• [Exercise material]
#####
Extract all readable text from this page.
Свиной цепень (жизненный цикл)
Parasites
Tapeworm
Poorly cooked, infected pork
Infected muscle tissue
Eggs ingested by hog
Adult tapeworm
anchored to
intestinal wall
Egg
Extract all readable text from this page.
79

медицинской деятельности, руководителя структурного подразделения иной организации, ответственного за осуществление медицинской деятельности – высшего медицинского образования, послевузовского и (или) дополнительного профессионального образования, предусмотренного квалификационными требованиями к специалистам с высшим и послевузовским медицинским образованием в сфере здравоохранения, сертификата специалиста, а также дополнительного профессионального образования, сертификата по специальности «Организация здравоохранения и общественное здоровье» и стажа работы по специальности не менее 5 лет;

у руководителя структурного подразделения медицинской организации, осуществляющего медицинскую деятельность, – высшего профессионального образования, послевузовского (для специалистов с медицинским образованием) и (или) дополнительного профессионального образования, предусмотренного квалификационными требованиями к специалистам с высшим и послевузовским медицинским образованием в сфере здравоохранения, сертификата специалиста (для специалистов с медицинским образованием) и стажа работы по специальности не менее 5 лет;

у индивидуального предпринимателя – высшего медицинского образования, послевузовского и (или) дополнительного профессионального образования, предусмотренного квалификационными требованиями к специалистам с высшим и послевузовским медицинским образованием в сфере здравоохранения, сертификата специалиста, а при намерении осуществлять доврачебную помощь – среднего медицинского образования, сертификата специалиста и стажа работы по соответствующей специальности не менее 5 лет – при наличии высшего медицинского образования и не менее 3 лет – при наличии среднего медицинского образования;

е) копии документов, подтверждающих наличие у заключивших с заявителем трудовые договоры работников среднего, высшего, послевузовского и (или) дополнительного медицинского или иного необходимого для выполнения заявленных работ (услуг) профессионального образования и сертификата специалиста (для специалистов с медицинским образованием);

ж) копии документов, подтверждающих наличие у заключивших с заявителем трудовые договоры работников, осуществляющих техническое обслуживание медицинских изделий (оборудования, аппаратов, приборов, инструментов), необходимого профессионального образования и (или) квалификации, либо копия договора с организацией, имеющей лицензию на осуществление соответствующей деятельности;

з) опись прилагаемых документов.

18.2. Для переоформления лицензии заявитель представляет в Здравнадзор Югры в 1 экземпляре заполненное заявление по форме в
#####
• [What the task requires]
Write out every entry exactly as given.

• [Exercise solution]
Extract all readable text from this page.
Свиной цепень (жизненный цикл)
Parasites
Tapeworm
Poorly cooked, infected pork
Infected muscle tissue
Eggs ingested by hog
Adult tapeworm
anchored to
intestinal wall
Egg
Extract all readable text from this page.
79

медицинской деятельности, руководителя структурного подразделения иной организации, ответственного за осуществление медицинской деятельности – высшего медицинского образования, послевузовского и (или) дополнительного профессионального образования, предусмотренного квалификационными требованиями к специалистам с высшим и послевузовским медицинским образованием в сфере здравоохранения, сертификата специалиста, а также дополнительного профессионального образования, сертификата по специальности «Организация здравоохранения и общественное здоровье» и стажа работы по специальности не менее 5 лет;

у руководителя структурного подразделения медицинской организации, осуществляющего медицинскую деятельность, – высшего профессионального образования, послевузовского (для специалистов с медицинским образованием) и (или) дополнительного профессионального образования, предусмотренного квалификационными требованиями к специалистам с высшим и послевузовским медицинским образованием в сфере здравоохранения, сертификата специалиста (для специалистов с медицинским образованием) и стажа работы по специальности не менее 5 лет;

у индивидуального предпринимателя – высшего медицинского образования, послевузовского и (или) дополнительного профессионального образования, предусмотренного квалификационными требованиями к специалистам с высшим и послевузовским медицинским образованием в сфере здравоохранения, сертификата специалиста, а при намерении осуществлять доврачебную помощь – среднего медицинского образования, сертификата специалиста и стажа работы по соответствующей специальности не менее 5 лет – при наличии высшего медицинского образования и не менее 3 лет – при наличии среднего медицинского образования;

е) копии документов, подтверждающих наличие у заключивших с заявителем трудовые договоры работников среднего, высшего, послевузовского и (или) дополнительного медицинского или иного необходимого для выполнения заявленных работ (услуг) профессионального образования и сертификата специалиста (для специалистов с медицинским образованием);

ж) копии документов, подтверждающих наличие у заключивших с заявителем трудовые договоры работников, осуществляющих техническое обслуживание медицинских изделий (оборудования, аппаратов, приборов, инструментов), необходимого профессионального образования и (или) квалификации, либо копия договора с организацией, имеющей лицензию на осуществление соответствующей деятельности;

з) опись прилагаемых документов.

18.2. Для переоформления лицензии заявитель представляет в Здравнадзор Югры в 1 экземпляре заполненное заявление по форме в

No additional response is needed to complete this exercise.